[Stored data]
'''
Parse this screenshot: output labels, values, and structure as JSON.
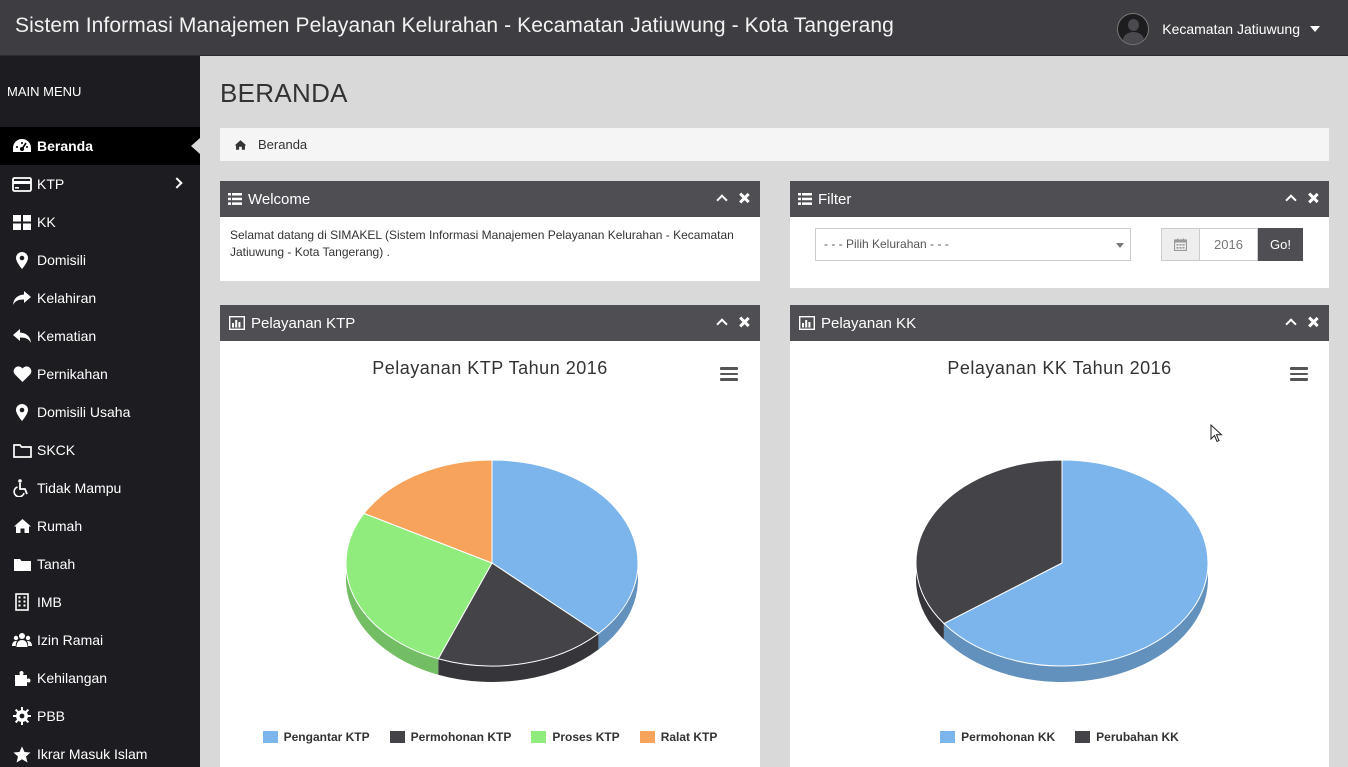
{
  "header": {
    "title": "Sistem Informasi Manajemen Pelayanan Kelurahan - Kecamatan Jatiuwung - Kota Tangerang",
    "user_name": "Kecamatan Jatiuwung"
  },
  "sidebar": {
    "heading": "MAIN MENU",
    "items": [
      {
        "label": "Beranda",
        "icon": "dashboard-icon"
      },
      {
        "label": "KTP",
        "icon": "id-card-icon"
      },
      {
        "label": "KK",
        "icon": "grid-icon"
      },
      {
        "label": "Domisili",
        "icon": "map-marker-icon"
      },
      {
        "label": "Kelahiran",
        "icon": "share-icon"
      },
      {
        "label": "Kematian",
        "icon": "reply-icon"
      },
      {
        "label": "Pernikahan",
        "icon": "heart-icon"
      },
      {
        "label": "Domisili Usaha",
        "icon": "map-marker-icon"
      },
      {
        "label": "SKCK",
        "icon": "folder-open-icon"
      },
      {
        "label": "Tidak Mampu",
        "icon": "wheelchair-icon"
      },
      {
        "label": "Rumah",
        "icon": "home-icon"
      },
      {
        "label": "Tanah",
        "icon": "folder-icon"
      },
      {
        "label": "IMB",
        "icon": "building-icon"
      },
      {
        "label": "Izin Ramai",
        "icon": "users-icon"
      },
      {
        "label": "Kehilangan",
        "icon": "puzzle-icon"
      },
      {
        "label": "PBB",
        "icon": "cog-icon"
      },
      {
        "label": "Ikrar Masuk Islam",
        "icon": "star-icon"
      }
    ]
  },
  "page": {
    "title": "BERANDA",
    "breadcrumb": "Beranda"
  },
  "welcome": {
    "title": "Welcome",
    "text": "Selamat datang di SIMAKEL (Sistem Informasi Manajemen Pelayanan Kelurahan - Kecamatan Jatiuwung - Kota Tangerang) ."
  },
  "filter": {
    "title": "Filter",
    "select_value": "- - - Pilih Kelurahan - - -",
    "year": "2016",
    "go_label": "Go!"
  },
  "ktp_panel": {
    "title": "Pelayanan KTP"
  },
  "kk_panel": {
    "title": "Pelayanan KK"
  },
  "colors": {
    "blue": "#7cb5ec",
    "dark": "#434348",
    "green": "#90ed7d",
    "orange": "#f7a35c"
  },
  "chart_data": [
    {
      "type": "pie",
      "title": "Pelayanan KTP Tahun 2016",
      "series": [
        {
          "name": "Pengantar KTP",
          "value": 37,
          "color": "#7cb5ec"
        },
        {
          "name": "Permohonan KTP",
          "value": 19,
          "color": "#434348"
        },
        {
          "name": "Proses KTP",
          "value": 27,
          "color": "#90ed7d"
        },
        {
          "name": "Ralat KTP",
          "value": 17,
          "color": "#f7a35c"
        }
      ]
    },
    {
      "type": "pie",
      "title": "Pelayanan KK Tahun 2016",
      "series": [
        {
          "name": "Permohonan KK",
          "value": 65,
          "color": "#7cb5ec"
        },
        {
          "name": "Perubahan KK",
          "value": 35,
          "color": "#434348"
        }
      ]
    }
  ]
}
'''
> [Problem]:
Retype the listing exactly. Pictures do not belong in the copy.

> [Exercise answer]:
Parse this screenshot: output labels, values, and structure as JSON.
{
  "header": {
    "title": "Sistem Informasi Manajemen Pelayanan Kelurahan - Kecamatan Jatiuwung - Kota Tangerang",
    "user_name": "Kecamatan Jatiuwung"
  },
  "sidebar": {
    "heading": "MAIN MENU",
    "items": [
      {
        "label": "Beranda",
        "icon": "dashboard-icon"
      },
      {
        "label": "KTP",
        "icon": "id-card-icon"
      },
      {
        "label": "KK",
        "icon": "grid-icon"
      },
      {
        "label": "Domisili",
        "icon": "map-marker-icon"
      },
      {
        "label": "Kelahiran",
        "icon": "share-icon"
      },
      {
        "label": "Kematian",
        "icon": "reply-icon"
      },
      {
        "label": "Pernikahan",
        "icon": "heart-icon"
      },
      {
        "label": "Domisili Usaha",
        "icon": "map-marker-icon"
      },
      {
        "label": "SKCK",
        "icon": "folder-open-icon"
      },
      {
        "label": "Tidak Mampu",
        "icon": "wheelchair-icon"
      },
      {
        "label": "Rumah",
        "icon": "home-icon"
      },
      {
        "label": "Tanah",
        "icon": "folder-icon"
      },
      {
        "label": "IMB",
        "icon": "building-icon"
      },
      {
        "label": "Izin Ramai",
        "icon": "users-icon"
      },
      {
        "label": "Kehilangan",
        "icon": "puzzle-icon"
      },
      {
        "label": "PBB",
        "icon": "cog-icon"
      },
      {
        "label": "Ikrar Masuk Islam",
        "icon": "star-icon"
      }
    ]
  },
  "page": {
    "title": "BERANDA",
    "breadcrumb": "Beranda"
  },
  "welcome": {
    "title": "Welcome",
    "text": "Selamat datang di SIMAKEL (Sistem Informasi Manajemen Pelayanan Kelurahan - Kecamatan Jatiuwung - Kota Tangerang) ."
  },
  "filter": {
    "title": "Filter",
    "select_value": "- - - Pilih Kelurahan - - -",
    "year": "2016",
    "go_label": "Go!"
  },
  "ktp_panel": {
    "title": "Pelayanan KTP"
  },
  "kk_panel": {
    "title": "Pelayanan KK"
  },
  "colors": {
    "blue": "#7cb5ec",
    "dark": "#434348",
    "green": "#90ed7d",
    "orange": "#f7a35c"
  },
  "chart_data": [
    {
      "type": "pie",
      "title": "Pelayanan KTP Tahun 2016",
      "series": [
        {
          "name": "Pengantar KTP",
          "value": 37,
          "color": "#7cb5ec"
        },
        {
          "name": "Permohonan KTP",
          "value": 19,
          "color": "#434348"
        },
        {
          "name": "Proses KTP",
          "value": 27,
          "color": "#90ed7d"
        },
        {
          "name": "Ralat KTP",
          "value": 17,
          "color": "#f7a35c"
        }
      ]
    },
    {
      "type": "pie",
      "title": "Pelayanan KK Tahun 2016",
      "series": [
        {
          "name": "Permohonan KK",
          "value": 65,
          "color": "#7cb5ec"
        },
        {
          "name": "Perubahan KK",
          "value": 35,
          "color": "#434348"
        }
      ]
    }
  ]
}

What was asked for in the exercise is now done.